The storm that had turned the calm sheet of the Baltic Sea into a wave-tossed war zone during the night abated towards dawn. In the cotton-thick misty light above Melnrage beach I could see that the amber pickers were already hard at work.

“We love storms,” says Igoris Osnac, my amber guide, as he eagerly pulls on the three pairs of socks, rubber overalls and big boots he’ll wear to confront the icy waters below.

I’d arrived in the seaside resort of Klaipeda the previous day, after a three-hour drive from Vilnius along Holland-flat roads fringed by sparse, silver-legged birch forests that were planted here during the 50 years of Soviet occupation.

Ships in Klaipeda harbour
Ships in Klaipeda harbour (Heidi Fuller-Love)

I spied wood-framed dwellings – like Lego houses, with their neat gardens and red, blue and green roofs – and telegraph poles topped with the tyre-sized nests of Lithuania’s national bird, ciconia ciconia (the white stork), between the trees. When I stopped by the roadside near Kaunas for a lunch of salo-cured pork slabs between treacle-dark slices of rye bread, I could hear the hungry beaks of baby storks clattering like castanets.

● ● ● ●

Exercise >> Continue the travel piece about amber pickers on Lithuania's Baltic coast, picking up after its final sentence about the baby storks.

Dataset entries
● ● ● ●

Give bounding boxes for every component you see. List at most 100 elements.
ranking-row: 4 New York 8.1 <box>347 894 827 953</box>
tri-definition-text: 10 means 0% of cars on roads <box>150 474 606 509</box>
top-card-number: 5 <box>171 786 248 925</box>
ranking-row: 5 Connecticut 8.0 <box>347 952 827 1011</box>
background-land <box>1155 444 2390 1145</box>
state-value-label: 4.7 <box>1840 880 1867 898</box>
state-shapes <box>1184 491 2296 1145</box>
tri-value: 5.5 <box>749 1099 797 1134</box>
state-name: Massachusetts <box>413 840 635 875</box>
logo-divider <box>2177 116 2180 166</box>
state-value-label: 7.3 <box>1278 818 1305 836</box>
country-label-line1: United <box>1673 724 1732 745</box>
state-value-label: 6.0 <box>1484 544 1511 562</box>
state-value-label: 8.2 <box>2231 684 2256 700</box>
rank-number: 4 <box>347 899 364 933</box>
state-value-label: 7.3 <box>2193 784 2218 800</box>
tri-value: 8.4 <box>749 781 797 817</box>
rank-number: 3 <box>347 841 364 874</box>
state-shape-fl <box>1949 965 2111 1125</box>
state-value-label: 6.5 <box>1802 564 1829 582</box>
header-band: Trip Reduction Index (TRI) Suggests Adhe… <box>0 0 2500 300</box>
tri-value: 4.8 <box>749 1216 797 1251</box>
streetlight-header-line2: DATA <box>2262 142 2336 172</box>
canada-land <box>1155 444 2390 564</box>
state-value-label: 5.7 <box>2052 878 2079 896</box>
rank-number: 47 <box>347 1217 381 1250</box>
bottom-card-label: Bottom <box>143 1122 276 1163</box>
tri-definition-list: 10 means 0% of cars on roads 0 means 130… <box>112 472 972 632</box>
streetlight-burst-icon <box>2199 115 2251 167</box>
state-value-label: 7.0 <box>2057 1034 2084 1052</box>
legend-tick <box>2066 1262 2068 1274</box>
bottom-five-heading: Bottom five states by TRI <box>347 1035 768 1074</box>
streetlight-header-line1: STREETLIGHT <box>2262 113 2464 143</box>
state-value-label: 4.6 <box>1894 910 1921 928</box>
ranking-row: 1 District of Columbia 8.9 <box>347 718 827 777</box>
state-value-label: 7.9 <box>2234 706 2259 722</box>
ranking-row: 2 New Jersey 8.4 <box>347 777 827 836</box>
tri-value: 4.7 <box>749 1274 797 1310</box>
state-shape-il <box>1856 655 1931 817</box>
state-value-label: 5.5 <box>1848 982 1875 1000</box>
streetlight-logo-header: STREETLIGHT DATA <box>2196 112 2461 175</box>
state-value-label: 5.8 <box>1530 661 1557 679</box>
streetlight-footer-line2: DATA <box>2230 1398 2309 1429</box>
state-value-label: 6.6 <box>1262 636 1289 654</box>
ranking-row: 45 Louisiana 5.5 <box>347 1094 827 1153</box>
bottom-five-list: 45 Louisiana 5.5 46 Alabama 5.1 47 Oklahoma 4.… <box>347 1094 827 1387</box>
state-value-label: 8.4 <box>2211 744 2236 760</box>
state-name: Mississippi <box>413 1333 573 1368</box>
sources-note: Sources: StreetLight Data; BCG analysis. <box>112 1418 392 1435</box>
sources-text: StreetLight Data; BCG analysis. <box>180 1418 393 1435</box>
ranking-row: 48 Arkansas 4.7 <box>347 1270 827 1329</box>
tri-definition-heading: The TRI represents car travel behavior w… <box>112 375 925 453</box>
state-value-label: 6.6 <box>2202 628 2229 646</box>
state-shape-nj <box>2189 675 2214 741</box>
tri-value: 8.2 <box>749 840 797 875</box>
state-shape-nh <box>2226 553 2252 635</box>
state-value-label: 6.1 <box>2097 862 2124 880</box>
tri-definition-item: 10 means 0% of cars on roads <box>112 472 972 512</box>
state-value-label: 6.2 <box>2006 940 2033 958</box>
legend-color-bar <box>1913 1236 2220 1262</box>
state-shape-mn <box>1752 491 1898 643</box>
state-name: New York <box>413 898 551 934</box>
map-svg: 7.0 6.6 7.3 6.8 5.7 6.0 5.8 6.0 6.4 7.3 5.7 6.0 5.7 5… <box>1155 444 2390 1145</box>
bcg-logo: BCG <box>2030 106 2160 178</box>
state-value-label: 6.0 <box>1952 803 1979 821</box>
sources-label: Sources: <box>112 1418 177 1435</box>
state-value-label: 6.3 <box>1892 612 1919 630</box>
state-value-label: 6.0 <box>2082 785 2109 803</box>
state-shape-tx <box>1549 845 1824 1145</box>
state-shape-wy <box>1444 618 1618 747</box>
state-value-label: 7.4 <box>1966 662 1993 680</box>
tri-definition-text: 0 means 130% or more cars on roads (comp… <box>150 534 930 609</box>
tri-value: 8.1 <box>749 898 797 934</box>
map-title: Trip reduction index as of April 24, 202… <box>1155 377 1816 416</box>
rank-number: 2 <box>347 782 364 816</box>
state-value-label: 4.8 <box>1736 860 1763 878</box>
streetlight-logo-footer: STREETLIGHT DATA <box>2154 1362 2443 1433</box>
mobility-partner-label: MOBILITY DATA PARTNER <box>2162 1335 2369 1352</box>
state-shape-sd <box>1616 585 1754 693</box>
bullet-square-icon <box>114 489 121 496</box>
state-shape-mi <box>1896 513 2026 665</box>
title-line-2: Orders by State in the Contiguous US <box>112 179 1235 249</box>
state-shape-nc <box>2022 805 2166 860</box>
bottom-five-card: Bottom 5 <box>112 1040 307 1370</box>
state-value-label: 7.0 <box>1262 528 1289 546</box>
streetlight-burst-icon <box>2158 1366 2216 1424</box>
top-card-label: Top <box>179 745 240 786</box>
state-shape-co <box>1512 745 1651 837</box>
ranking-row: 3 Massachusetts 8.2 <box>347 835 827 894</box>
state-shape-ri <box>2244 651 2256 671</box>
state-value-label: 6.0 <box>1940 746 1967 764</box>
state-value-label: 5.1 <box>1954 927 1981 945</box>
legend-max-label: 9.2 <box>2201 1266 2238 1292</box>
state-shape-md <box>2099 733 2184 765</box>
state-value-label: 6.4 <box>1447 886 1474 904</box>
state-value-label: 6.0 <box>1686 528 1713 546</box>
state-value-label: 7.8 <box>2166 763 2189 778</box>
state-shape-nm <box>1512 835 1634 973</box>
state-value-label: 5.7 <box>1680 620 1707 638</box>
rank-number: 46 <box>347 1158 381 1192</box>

● ● ● ●

Your response >>
After checking into the Old Mill – a boutique hotel at the heart of Klaipeda’s industrial harbour overlooking the Curonian Spit, whose wood-framed facade reminded me of the ribs of a half-built boat – I set off to meet Igoris in his museum-office near Klaipeda to learn about “Gintaro gaudymo paslaptys”. Translation: the secrets of catching amber.

Mentioned in Homer’s Odyssey, Baltic amber is traditionally used to craft jewellery in Lithuania, but has also been used to treat diseases and protect against evil spirits in the past. For centuries it was believed that so-called “Lithuanian gold” was made from the tears of birds or the urine of animals, before it was discovered that this orange substance – which also comes in red, green and milky white – is actually fossilised resin that was carried by rivers to the Baltic Sea some 50 million years ago.

It’s one of our pagan rituals – amber dust makes your dreams come true

Igoris Osnac

Looping along 90 miles of pine-studded, dune-spiked Baltic coast road from the seaside resort of Nida in the west to Atostogų parkas (home of the world’s first amber sauna) further east, Lithuania’s amber trail is the minor branch of a major route that once linked Venice to St Petersburg. “You could say it was amber’s version of the Silk Road,” Igoris says.

The walls of Igoris’s office are covered in treasure hunting maps dotted with “X marks the spot” crosses, and his official guide’s pass has a photo of him in a wide-brimmed panama hat. I tell him he looks like Indiana Jones.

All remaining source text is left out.